GIVEN EXERCISE: Extract every line below that contains the word "Case".

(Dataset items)
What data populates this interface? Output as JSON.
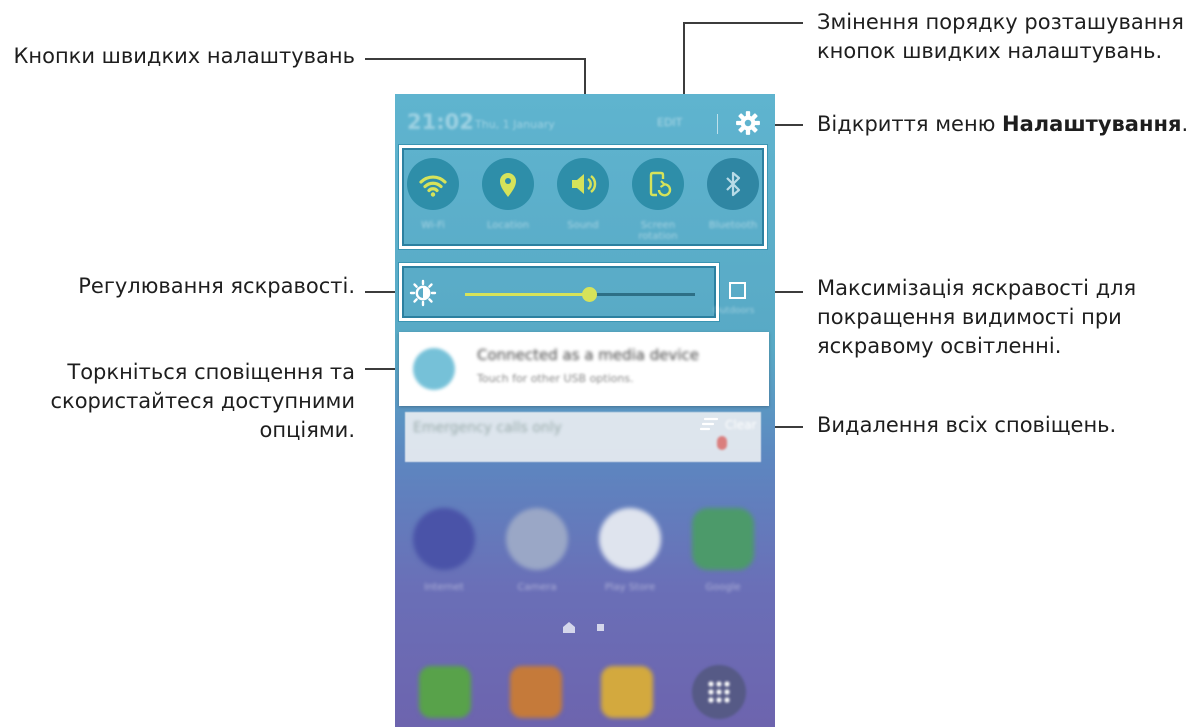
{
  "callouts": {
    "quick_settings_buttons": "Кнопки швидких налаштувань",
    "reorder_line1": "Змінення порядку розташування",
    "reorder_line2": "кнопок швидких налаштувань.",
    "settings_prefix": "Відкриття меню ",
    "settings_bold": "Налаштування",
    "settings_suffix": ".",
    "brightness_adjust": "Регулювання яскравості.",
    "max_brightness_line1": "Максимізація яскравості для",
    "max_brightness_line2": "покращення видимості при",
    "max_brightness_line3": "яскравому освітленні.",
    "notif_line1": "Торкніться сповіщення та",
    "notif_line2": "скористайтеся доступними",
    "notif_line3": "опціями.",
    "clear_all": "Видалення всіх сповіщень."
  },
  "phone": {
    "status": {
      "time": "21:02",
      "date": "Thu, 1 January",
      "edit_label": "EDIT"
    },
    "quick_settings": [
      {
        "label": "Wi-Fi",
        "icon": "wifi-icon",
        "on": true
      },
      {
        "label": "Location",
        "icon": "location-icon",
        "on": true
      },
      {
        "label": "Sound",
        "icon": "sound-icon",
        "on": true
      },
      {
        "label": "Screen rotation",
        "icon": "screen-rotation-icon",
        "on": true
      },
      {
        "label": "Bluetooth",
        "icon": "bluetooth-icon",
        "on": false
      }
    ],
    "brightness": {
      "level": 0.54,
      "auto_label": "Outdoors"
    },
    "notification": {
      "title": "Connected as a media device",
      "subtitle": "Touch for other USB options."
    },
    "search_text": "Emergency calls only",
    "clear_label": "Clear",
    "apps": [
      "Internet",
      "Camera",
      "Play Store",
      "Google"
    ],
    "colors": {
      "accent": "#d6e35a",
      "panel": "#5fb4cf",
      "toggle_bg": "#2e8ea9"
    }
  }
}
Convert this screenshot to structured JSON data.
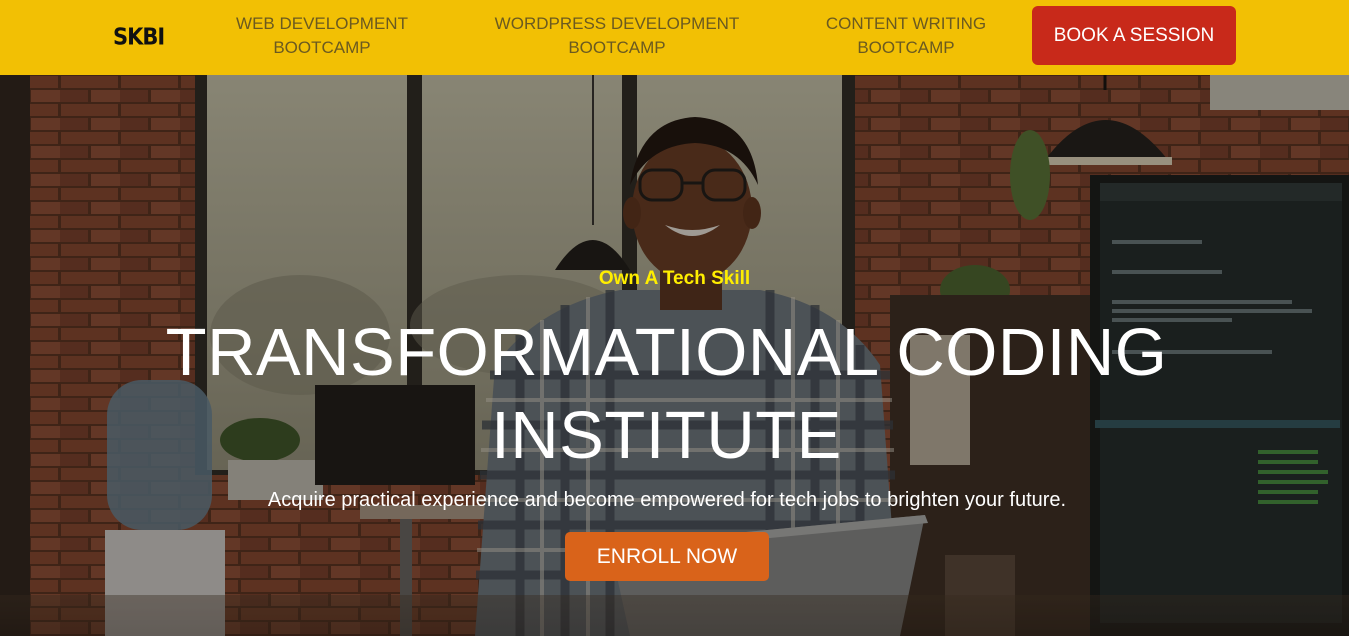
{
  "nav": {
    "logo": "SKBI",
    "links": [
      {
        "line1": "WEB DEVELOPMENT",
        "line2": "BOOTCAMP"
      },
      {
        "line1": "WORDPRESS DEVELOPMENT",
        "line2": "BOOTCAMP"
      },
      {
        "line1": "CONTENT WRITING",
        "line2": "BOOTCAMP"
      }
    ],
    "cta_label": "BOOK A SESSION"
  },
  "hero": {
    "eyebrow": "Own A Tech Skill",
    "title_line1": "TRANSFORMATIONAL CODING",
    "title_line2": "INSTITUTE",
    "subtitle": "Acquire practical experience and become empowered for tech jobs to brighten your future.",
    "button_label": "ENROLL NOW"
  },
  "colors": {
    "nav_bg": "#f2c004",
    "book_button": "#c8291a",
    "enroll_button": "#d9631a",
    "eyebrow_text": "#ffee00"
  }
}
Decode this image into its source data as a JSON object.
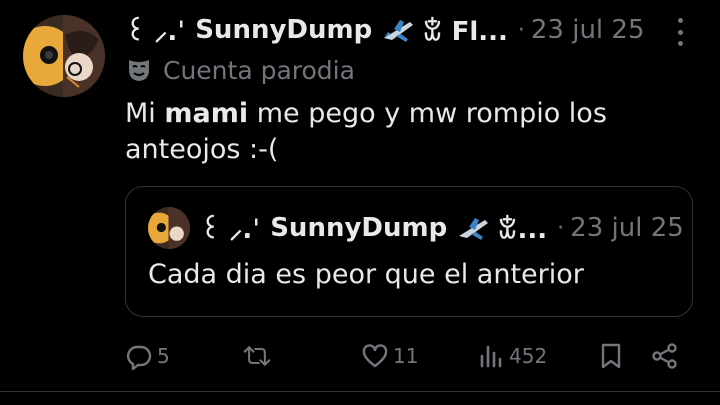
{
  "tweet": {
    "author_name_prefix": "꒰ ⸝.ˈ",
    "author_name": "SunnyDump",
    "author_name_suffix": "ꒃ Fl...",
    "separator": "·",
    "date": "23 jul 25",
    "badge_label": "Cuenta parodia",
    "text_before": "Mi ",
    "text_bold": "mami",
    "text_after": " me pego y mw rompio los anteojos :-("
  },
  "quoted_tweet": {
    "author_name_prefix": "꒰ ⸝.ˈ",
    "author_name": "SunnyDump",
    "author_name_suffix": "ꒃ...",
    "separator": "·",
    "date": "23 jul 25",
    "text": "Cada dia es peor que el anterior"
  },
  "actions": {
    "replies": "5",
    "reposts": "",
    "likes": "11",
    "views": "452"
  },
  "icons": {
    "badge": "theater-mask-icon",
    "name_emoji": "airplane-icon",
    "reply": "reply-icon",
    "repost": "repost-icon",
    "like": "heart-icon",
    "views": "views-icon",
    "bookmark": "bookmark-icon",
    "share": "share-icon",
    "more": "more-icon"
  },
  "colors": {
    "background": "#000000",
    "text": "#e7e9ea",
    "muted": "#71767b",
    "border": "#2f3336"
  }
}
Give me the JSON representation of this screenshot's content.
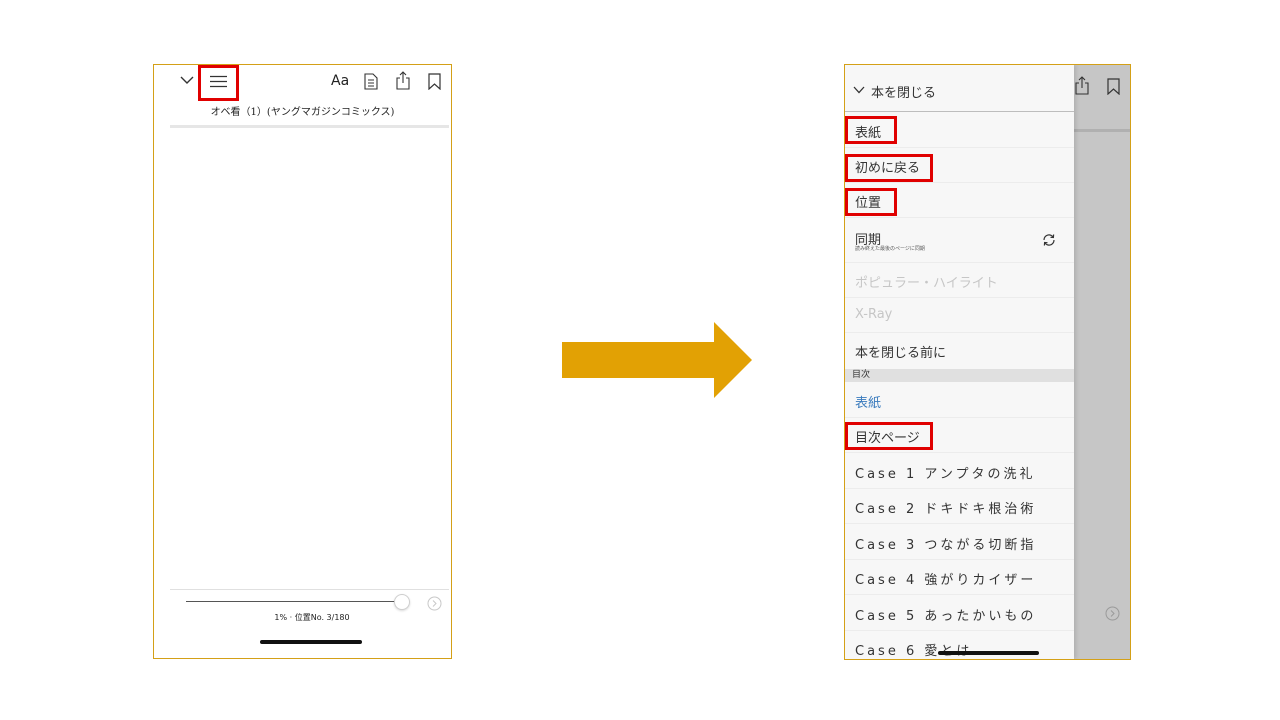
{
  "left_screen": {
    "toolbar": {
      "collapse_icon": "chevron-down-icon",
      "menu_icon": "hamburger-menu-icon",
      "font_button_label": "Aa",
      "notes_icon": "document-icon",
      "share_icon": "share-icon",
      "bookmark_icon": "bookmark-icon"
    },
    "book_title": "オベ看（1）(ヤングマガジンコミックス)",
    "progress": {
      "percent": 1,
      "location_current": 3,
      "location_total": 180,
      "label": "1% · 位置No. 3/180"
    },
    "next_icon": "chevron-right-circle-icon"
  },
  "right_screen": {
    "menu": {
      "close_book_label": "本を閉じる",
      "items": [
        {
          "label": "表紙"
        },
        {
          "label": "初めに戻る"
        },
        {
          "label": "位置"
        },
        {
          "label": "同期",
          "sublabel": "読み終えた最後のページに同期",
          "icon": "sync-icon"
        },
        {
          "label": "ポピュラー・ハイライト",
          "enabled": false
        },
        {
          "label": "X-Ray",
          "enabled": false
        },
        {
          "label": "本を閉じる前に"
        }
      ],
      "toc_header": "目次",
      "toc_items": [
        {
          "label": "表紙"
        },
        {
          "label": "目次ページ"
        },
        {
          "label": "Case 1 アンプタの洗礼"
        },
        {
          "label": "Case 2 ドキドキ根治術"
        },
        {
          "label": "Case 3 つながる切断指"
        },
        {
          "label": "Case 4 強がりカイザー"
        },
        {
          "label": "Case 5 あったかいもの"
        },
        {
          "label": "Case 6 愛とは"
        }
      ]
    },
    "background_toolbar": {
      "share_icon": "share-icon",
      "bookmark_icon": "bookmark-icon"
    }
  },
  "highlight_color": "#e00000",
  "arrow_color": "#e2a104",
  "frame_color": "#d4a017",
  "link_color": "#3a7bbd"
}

ANSWER TO THIS TASK:
          "label": "Case 1 アンプタの洗礼"
          "label": "Case 2 ドキドキ根治術"
          "label": "Case 3 つながる切断指"
          "label": "Case 4 強がりカイザー"
          "label": "Case 5 あったかいもの"
          "label": "Case 6 愛とは"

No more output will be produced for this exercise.